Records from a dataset
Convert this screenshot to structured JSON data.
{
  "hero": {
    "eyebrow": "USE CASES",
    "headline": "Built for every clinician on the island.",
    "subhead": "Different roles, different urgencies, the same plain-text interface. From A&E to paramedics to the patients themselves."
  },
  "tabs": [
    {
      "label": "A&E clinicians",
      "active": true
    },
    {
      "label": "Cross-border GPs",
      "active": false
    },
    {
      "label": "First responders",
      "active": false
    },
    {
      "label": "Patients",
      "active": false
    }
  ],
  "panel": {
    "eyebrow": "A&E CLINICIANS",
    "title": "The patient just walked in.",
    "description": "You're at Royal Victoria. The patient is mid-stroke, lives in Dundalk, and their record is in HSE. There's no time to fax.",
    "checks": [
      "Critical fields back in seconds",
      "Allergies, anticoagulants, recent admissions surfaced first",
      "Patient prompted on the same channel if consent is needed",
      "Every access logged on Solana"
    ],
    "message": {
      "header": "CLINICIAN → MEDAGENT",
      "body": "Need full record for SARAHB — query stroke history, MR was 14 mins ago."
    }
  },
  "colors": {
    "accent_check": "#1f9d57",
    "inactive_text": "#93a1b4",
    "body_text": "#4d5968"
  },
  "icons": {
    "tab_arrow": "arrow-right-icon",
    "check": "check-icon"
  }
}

==

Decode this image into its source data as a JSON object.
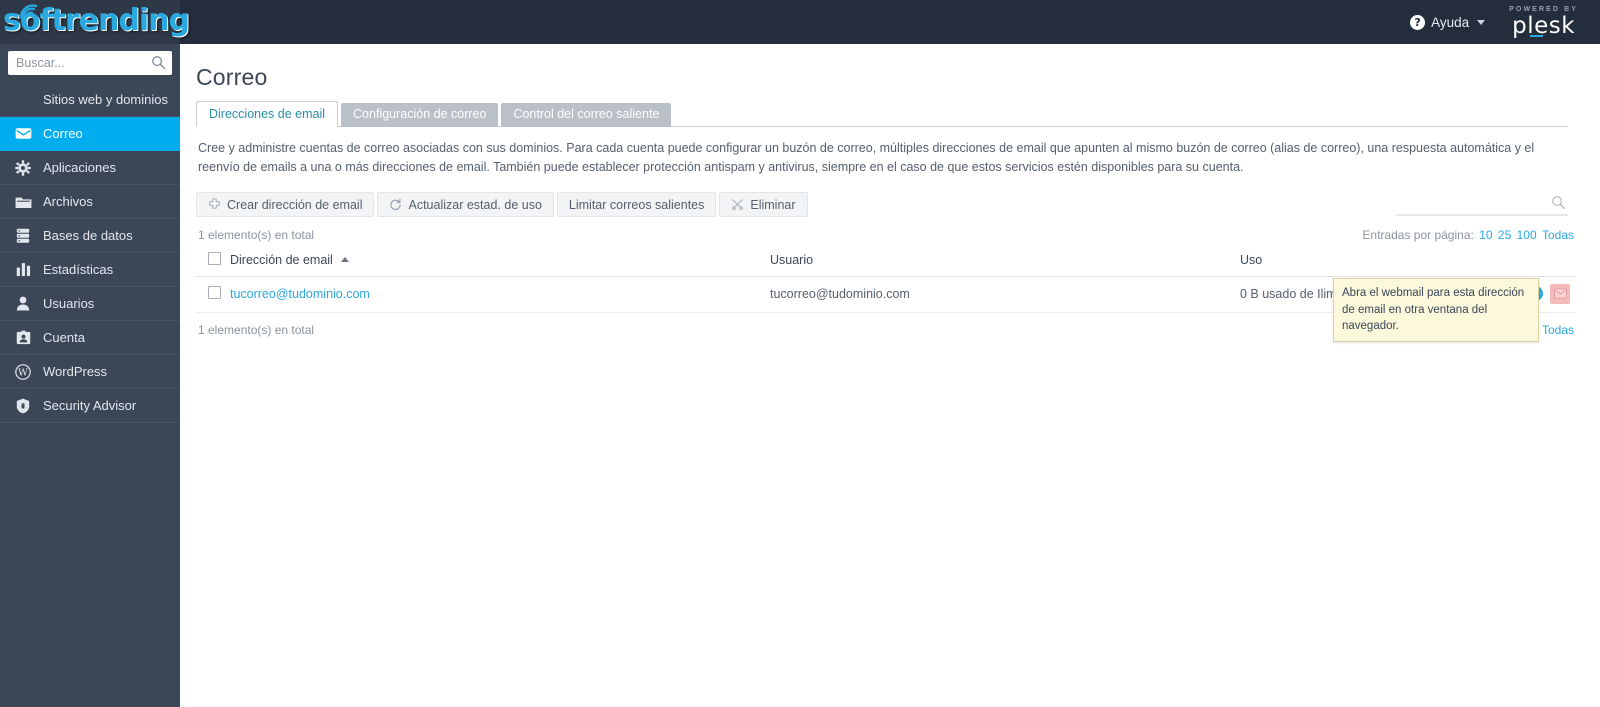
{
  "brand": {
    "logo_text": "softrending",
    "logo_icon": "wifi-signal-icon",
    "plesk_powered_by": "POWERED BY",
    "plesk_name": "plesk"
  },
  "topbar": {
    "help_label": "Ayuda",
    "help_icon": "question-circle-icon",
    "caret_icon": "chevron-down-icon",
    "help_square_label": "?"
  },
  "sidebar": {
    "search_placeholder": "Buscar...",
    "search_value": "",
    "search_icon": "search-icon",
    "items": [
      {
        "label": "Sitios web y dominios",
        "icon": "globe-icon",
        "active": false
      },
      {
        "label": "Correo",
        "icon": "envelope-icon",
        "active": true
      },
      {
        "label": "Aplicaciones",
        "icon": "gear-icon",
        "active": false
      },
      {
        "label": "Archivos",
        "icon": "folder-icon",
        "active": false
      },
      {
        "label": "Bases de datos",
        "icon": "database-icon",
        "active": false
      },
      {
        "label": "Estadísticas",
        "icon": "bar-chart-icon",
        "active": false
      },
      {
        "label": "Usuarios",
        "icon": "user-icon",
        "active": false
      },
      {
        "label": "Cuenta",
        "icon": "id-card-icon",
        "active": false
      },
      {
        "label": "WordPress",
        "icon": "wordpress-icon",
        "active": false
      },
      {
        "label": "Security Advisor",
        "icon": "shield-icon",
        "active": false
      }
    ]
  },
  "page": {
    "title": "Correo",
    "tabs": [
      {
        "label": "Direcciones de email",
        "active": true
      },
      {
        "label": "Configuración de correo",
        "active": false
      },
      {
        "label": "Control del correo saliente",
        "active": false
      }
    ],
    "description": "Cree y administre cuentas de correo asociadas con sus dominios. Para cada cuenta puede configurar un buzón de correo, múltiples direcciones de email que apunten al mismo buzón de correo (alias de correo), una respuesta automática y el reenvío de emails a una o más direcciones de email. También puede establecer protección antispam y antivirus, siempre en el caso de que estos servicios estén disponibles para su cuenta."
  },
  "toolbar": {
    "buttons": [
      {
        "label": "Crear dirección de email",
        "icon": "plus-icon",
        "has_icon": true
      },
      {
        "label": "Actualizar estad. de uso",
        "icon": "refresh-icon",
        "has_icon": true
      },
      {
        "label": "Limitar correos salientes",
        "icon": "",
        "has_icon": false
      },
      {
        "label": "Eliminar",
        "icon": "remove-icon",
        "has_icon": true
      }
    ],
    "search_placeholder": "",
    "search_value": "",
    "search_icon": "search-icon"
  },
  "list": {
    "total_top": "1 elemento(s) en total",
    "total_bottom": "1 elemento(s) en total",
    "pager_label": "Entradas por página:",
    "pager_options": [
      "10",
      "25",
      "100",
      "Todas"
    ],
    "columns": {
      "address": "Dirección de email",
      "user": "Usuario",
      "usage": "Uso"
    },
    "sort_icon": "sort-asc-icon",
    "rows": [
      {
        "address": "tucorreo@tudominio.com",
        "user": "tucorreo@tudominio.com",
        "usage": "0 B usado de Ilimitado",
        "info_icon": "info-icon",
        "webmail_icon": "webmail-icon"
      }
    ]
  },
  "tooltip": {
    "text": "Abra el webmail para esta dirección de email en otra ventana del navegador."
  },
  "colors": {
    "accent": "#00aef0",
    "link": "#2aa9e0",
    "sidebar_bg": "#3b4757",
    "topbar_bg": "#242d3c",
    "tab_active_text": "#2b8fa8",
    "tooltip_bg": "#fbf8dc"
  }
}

■ Requirement ■
Scan the entries above for the string "total" and copy each line that contains it.

■ Result ■
    "total_top": "1 elemento(s) en total",
    "total_bottom": "1 elemento(s) en total",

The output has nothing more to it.